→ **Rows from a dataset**
■ ■ ■ ■ ■ ■ ■
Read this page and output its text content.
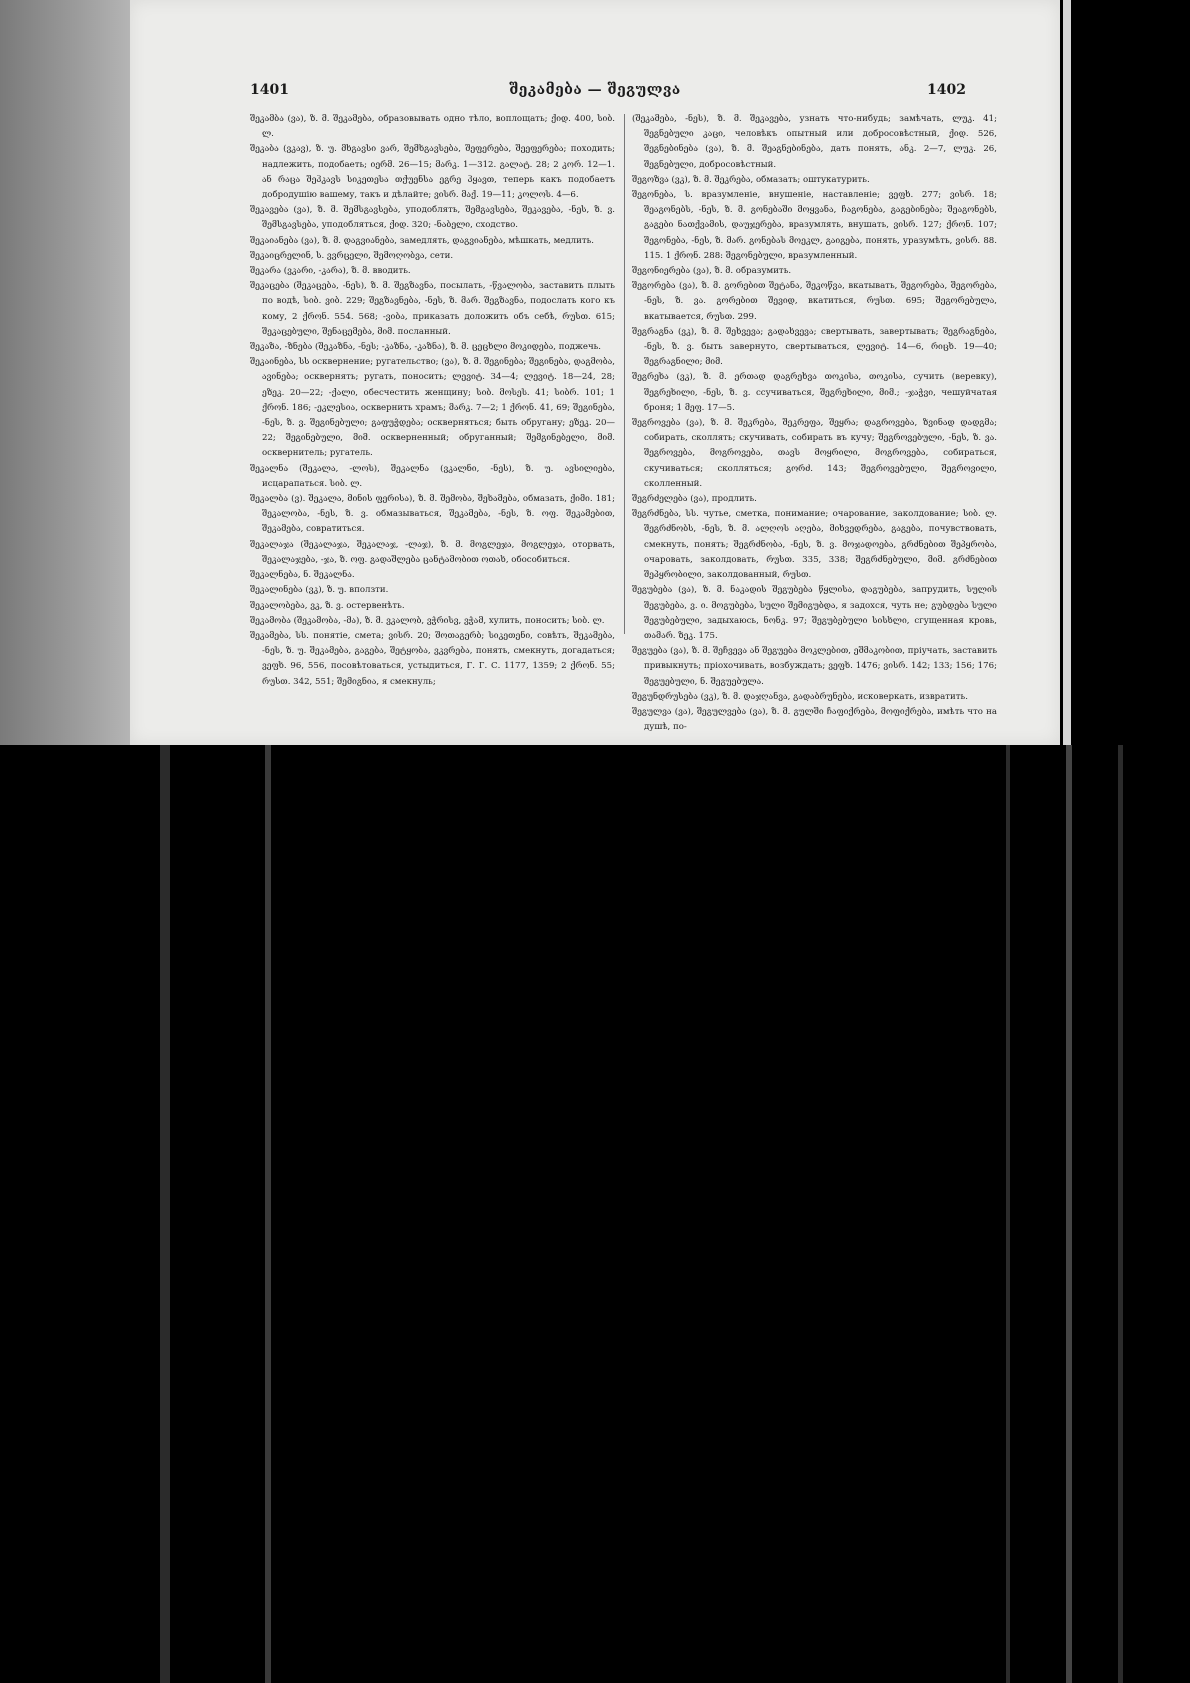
1401	შეკამება — შეგულვა	1402

შეკამბა (ვა), ზ. მ. შეკამება, образовывать одно тѣло, воплощать; ქიდ. 400, სიბ. ლ.

შეკაბა (ვკავ), ზ. უ. მხგავსი ვარ, შემხგავსება, შეფერება, შეეფერება; походить; надлежить, подобаеть; იერმ. 26—15; მარკ. 1—312. გალატ. 28; 2 კორ. 12—1. ან რაცა შეჰკავს სიკეთესა თქუენსა ეგრე ჰყავთ, теперь какъ подобаетъ добродушію вашему, такъ и дѣлайте; ვისრ. მაქ. 19—11; კოლოს. 4—6.

შეკავება (ვა), ზ. მ. შემსგავსება, уподоблять, შემგავსება, შეკავება, -ნეს, ზ. ვ. შემსგავსება, уподобляться, ქიდ. 320; -ნაბელი, сходство.

შეკაიანება (ვა), ზ. მ. დაგვიანება, замедлять, დაგვიანება, мѣшкать, медлить.

შეკაიცრელინ, ს. ვვრცელი, შემოღობვა, сети.

შეკარა (ვკარი, -კარა), ზ. მ. вводить.

შეკაცება (შეკაცება, -ნეს), ზ. მ. შეგზავნა, посылать, -წვალობა, заставить плыть по водѣ, სიბ. ვიბ. 229; შეგზავნება, -ნეს, ზ. მარ. შეგზავნა, подослать кого къ кому, 2 ქრონ. 554. 568; -ვიბა, приказать доложить объ себѣ, რუსთ. 615; შეკაცებული, შენაცემება, მიმ. посланный.

შეკაზა, -ზნება (შეკაზნა, -ნეს; -კაზნა, -კაზნა), ზ. მ. ცეცხლი მოკიდება, поджечь.

შეკაინება, სს осквернение; ругательство; (ვა), ზ. მ. შეგინება; შეგინება, დაგმობა, ავინება; осквернять; ругать, поносить; ლევიტ. 34—4; ლევიტ. 18—24, 28; ეზეკ. 20—22; -ქალი, обесчестить женщину; სიბ. მოსეს. 41; სიბრ. 101; 1 ქრონ. 186; -ეკლესია, осквернить храмъ; მარკ. 7—2; 1 ქრონ. 41, 69; შეგინება, -ნეს, ზ. ვ. შეგინებული; გაფუჭდება; оскверняться; быть обругану; ეზეკ. 20—22; შეგინებული, მიმ. оскверненный; обруганный; შემგინებელი, მიმ. осквернитель; ругатель.

შეკალნა (შეკალა, -ლოს), შეკალნა (ვკალნი, -ნეს), ზ. უ. ავსილიება, исцарапаться. სიბ. ლ.

შეკალბა (ვ). შეკალა, მინის ფერისა), ზ. მ. შემობა, შეხამება, обмазать, ქიმი. 181; შეკალობა, -ნეს, ზ. ვ. обмазываться, შეკამება, -ნეს, ზ. ოფ. შეკამებით, შეკამება, совратиться.

შეკალაჯა (შეკალაჯა, შეკალაჯ, -ლაჯ), ზ. მ. მოგლეჯა, მოგლეჯა, оторвать, შეკალაჯება, -ჯა, ზ. ოფ. გადაშლება ცანტამობით ოთახ, обособиться.

შეკალნება, ნ. შეკალნა.

შეკალინება (ვკ), ზ. უ. вползти.

შეკალობება, ვკ, ზ. ვ. остервенѣть.

შეკამობა (შეკამობა, -მა), ზ. მ. ვკალობ, ვჭრისვ, ვჭამ, хулить, поносить; სიბ. ლ.

შეკამება, სს. понятіе, смета; ვისრ. 20; შოთაგერბ; სიკეთენი, совѣть, შეკამება, -ნეს, ზ. უ. შეკამება, გაგება, შეტყობა, ვკვრება, понять, смекнуть, догадаться; ვეფხ. 96, 556, посовѣтоваться, устыдиться, Г. Г. С. 1177, 1359; 2 ქრონ. 55; რუსთ. 342, 551; შემიგნია, я смекнуль;

(შეკამება, -ნეს), ზ. მ. შეკავება, узнать что-нибудь; замѣчать, ლუკ. 41; შეგნებული კაცი, человѣкъ опытный или добросовѣстный, ქიდ. 526, შეგნებინება (ვა), ზ. მ. შეაგნებინება, дать понять, ანკ. 2—7, ლუკ. 26, შეგნებული, добросовѣстный.

შეგოზვა (ვკ), ზ. მ. შეკრება, обмазать; оштукатурить.

შეგონება, ს. вразумленіе, внушеніе, наставленіе; ვეფხ. 277; ვისრ. 18; შეაგონებს, -ნეს, ზ. მ. გონებაში მოყვანა, ჩაგონება, გაგებინება; შეაგონებს, გაგები ნათქვამის, დაუჯერება, вразумлять, внушать, ვისრ. 127; ქრონ. 107; შეგონება, -ნეს, ზ. მარ. გონებას მოეკლ, გაიგება, понять, уразумѣть, ვისრ. 88. 115. 1 ქრონ. 288: შეგონებული, вразумленный.

შეგონიერება (ვა), ზ. მ. образумить.

შეგორება (ვა), ზ. მ. გორებით შეტანა, შეკოწვა, вкатывать, შეგორება, შეგორება, -ნეს, ზ. ვა. გორებით შევიდ, вкатиться, რუსთ. 695; შეგორებულა, вкатывается, რუსთ. 299.

შეგრაგნა (ვკ), ზ. მ. შეხვევა; გადახვევა; свертывать, завертывать; შეგრაგნება, -ნეს, ზ. ვ. быть завернуто, свертываться, ლევიტ. 14—6, რიცხ. 19—40; შეგრაგნილი; მიმ.

შეგრეხა (ვკ), ზ. მ. ერთად დაგრეხვა თოკისა, თოკისა, сучить (веревку), შეგრეხილი, -ნეს, ზ. ვ. ссучиваться, შეგრეხილი, მიმ.; -ჯაჭვი, чешуйчатая броня; 1 მეფ. 17—5.

შეგროვება (ვა), ზ. მ. შეკრება, შეკრეფა, შეყრა; დაგროვება, ზვინად დადგმა; собирать, сколлять; скучивать, собирать въ кучу; შეგროვებული, -ნეს, ზ. ვა. შეგროვება, მოგროვება, თავს მოყრილი, მოგროვება, собираться, скучиваться; сколляться; გორძ. 143; შეგროვებული, შეგროვილი, сколленный.

შეგრძელება (ვა), продлить.

შეგრძნება, სს. чутье, сметка, понимание; очарование, заколдование; სიბ. ლ. შეგრძნობს, -ნეს, ზ. მ. ალღოს აღება, მიხვედრება, გაგება, почувствовать, смекнуть, понять; შეგრძნობა, -ნეს, ზ. ვ. მოჯადოება, გრძნებით შეპყრობა, очаровать, заколдовать, რუსთ. 335, 338; შეგრძნებული, მიმ. გრძნებით შეპყრობილი, заколдованный, რუსთ.

შეგუბება (ვა), ზ. მ. ნაკადის შეგუბება წყლისა, დაგუბება, запрудить, სულის შეგუბება, ვ. ი. მოგუბება, სული შემიგუბდა, я задохся, чуть не; გუბდება სული შეგუბებული, задыхаюсь, ნონკ. 97; შეგუბებული სისხლი, сгущенная кровь, თამარ. ზეკ. 175.

შეგუება (ვა), ზ. მ. შეჩვევა ან შეგუება მოკლებით, ეშმაკობით, пріучать, заставить привыкнуть; пріохочивать, возбуждать; ვეფხ. 1476; ვისრ. 142; 133; 156; 176; შეგუებული, ნ. შეგუებულა.

შეგუნდრუსება (ვკ), ზ. მ. დაჯღანვა, გადაბრუნება, исковеркать, извратить.

შეგულვა (ვა), შეგულვება (ვა), ზ. მ. გულში ჩაფიქრება, მოფიქრება, имѣть что на душѣ, по-
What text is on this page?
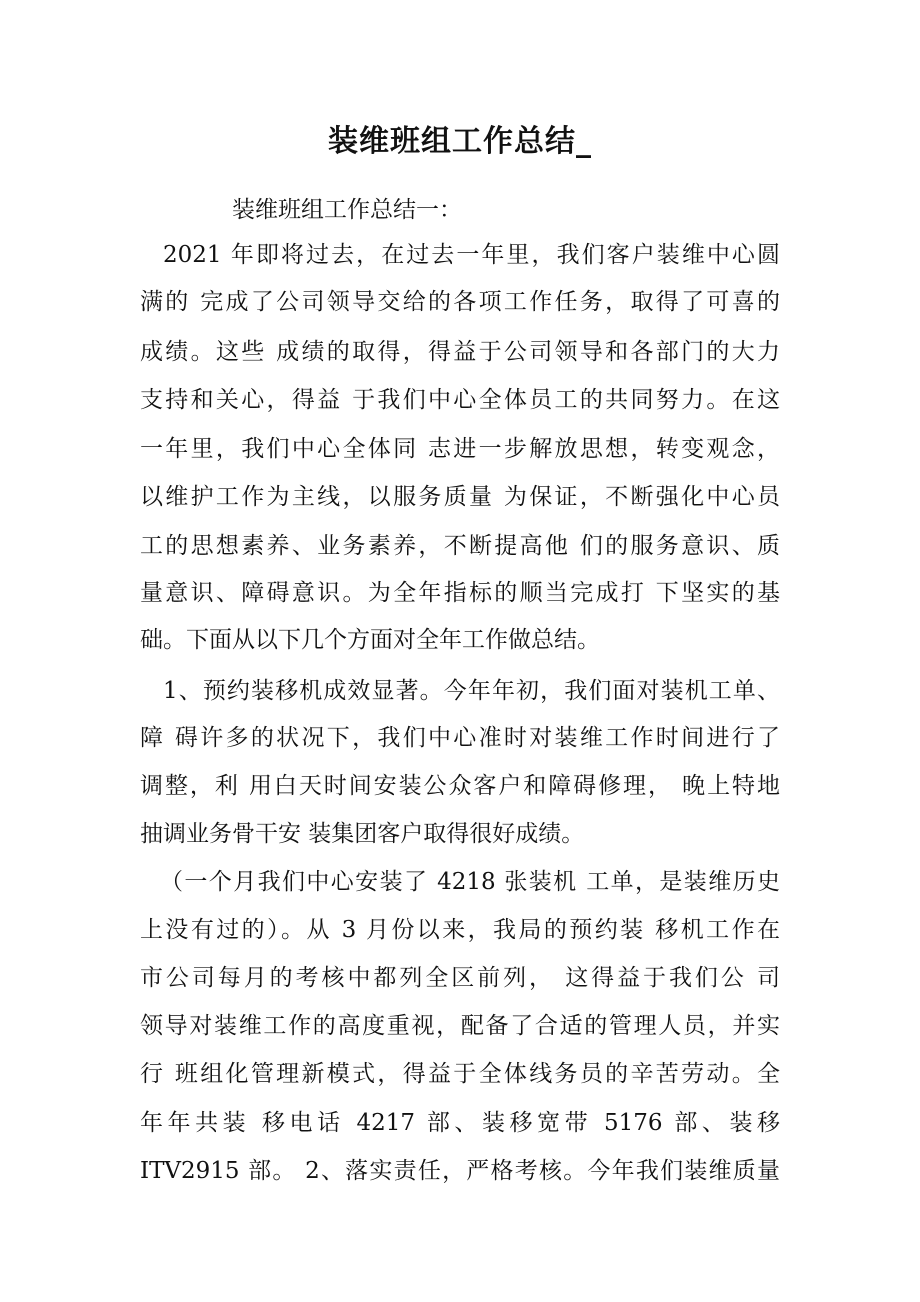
装维班组工作总结_

装维班组工作总结一：

2021 年即将过去，在过去一年里，我们客户装维中心圆

满的 完成了公司领导交给的各项工作任务，取得了可喜的

成绩。这些 成绩的取得，得益于公司领导和各部门的大力

支持和关心，得益 于我们中心全体员工的共同努力。在这

一年里，我们中心全体同 志进一步解放思想，转变观念，

以维护工作为主线，以服务质量 为保证，不断强化中心员

工的思想素养、业务素养，不断提高他 们的服务意识、质

量意识、障碍意识。为全年指标的顺当完成打 下坚实的基

础。下面从以下几个方面对全年工作做总结。

1、预约装移机成效显著。今年年初，我们面对装机工单、

障 碍许多的状况下，我们中心准时对装维工作时间进行了

调整，利 用白天时间安装公众客户和障碍修理， 晚上特地

抽调业务骨干安 装集团客户取得很好成绩。

（一个月我们中心安装了 4218 张装机 工单，是装维历史

上没有过的）。从 3 月份以来，我局的预约装 移机工作在

市公司每月的考核中都列全区前列， 这得益于我们公 司

领导对装维工作的高度重视，配备了合适的管理人员，并实

行 班组化管理新模式，得益于全体线务员的辛苦劳动。全

年年共装 移电话 4217 部、装移宽带 5176 部、装移

ITV2915 部。 2、落实责任，严格考核。今年我们装维质量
■ ■ ■ ■ ■ ■ ■
→ **Instructions for the task**
Say how many lines hold the word "რუსთ", giving the number and nothing else.

→ **Written solution**
4